Description of the task: Find each line with the word "JSON" and say how many there are, nothing else.
>> Start Information shown
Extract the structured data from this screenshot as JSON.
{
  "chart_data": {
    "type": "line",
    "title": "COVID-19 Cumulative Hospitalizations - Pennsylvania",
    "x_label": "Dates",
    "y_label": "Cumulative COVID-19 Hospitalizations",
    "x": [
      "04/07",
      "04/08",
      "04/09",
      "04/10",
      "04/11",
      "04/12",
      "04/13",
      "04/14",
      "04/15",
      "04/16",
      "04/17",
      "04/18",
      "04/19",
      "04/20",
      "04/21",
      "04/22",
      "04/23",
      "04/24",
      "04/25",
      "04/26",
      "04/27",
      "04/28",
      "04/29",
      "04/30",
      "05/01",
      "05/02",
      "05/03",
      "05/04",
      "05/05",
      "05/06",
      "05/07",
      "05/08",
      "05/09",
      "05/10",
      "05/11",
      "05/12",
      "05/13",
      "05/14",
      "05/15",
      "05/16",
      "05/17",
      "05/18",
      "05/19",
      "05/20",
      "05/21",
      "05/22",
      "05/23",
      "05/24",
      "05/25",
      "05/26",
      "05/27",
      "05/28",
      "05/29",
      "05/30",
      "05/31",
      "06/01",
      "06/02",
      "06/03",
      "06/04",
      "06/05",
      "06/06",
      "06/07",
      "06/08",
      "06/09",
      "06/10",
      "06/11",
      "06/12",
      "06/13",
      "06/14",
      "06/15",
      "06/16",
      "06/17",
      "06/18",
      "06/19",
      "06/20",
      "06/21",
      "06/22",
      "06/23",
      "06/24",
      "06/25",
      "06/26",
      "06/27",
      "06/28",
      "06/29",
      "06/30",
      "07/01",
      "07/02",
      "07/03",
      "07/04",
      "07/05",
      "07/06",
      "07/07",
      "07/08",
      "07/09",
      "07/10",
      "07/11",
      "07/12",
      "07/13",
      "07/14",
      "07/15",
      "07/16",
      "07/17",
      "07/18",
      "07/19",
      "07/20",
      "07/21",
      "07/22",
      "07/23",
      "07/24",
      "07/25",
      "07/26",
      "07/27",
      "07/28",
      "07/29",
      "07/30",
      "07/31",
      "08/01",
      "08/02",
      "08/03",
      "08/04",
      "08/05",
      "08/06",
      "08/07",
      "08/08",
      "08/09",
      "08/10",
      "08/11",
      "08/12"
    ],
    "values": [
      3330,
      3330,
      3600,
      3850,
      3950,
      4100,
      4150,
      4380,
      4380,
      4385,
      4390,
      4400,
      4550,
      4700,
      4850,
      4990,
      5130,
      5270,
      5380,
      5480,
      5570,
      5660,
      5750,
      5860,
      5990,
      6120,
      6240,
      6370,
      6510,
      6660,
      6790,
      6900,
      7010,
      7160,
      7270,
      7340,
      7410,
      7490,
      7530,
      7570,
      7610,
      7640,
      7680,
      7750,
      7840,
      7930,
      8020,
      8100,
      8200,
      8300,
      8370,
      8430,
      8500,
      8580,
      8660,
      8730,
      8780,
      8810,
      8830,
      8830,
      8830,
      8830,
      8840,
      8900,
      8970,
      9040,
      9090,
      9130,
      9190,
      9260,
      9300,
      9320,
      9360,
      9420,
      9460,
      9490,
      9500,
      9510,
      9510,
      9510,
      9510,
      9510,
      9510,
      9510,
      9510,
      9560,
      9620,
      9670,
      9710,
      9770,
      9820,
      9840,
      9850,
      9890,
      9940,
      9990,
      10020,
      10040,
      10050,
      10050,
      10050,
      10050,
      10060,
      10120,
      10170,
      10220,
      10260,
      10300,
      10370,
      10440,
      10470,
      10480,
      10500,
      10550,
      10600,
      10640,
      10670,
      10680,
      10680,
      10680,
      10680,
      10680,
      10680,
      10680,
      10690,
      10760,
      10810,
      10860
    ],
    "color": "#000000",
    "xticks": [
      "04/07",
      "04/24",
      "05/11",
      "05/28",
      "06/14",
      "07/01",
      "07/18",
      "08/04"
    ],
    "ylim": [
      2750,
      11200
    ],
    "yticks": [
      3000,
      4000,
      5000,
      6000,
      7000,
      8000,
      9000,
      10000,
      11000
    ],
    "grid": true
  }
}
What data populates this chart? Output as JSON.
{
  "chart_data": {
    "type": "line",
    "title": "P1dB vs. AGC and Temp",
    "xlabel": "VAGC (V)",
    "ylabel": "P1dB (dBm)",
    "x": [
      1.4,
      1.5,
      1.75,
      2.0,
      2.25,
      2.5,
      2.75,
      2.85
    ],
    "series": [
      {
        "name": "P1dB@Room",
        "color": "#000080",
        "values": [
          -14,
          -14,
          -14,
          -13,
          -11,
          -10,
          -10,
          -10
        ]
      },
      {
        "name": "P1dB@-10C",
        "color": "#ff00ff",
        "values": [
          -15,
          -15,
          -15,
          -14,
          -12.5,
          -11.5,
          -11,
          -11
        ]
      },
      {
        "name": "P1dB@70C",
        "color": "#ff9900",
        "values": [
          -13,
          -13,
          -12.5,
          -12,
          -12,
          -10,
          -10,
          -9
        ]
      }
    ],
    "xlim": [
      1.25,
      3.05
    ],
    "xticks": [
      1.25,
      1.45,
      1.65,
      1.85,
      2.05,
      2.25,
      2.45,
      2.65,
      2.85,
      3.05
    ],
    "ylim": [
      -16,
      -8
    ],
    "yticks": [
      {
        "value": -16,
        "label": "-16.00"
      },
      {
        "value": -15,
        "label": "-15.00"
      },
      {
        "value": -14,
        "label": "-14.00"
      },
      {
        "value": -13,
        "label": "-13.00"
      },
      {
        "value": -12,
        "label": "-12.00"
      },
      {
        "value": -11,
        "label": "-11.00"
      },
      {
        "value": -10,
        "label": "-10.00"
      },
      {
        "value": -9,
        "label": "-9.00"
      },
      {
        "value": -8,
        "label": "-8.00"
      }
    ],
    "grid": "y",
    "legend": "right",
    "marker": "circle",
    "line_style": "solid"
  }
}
>> End Information shown
Reply to the task: 2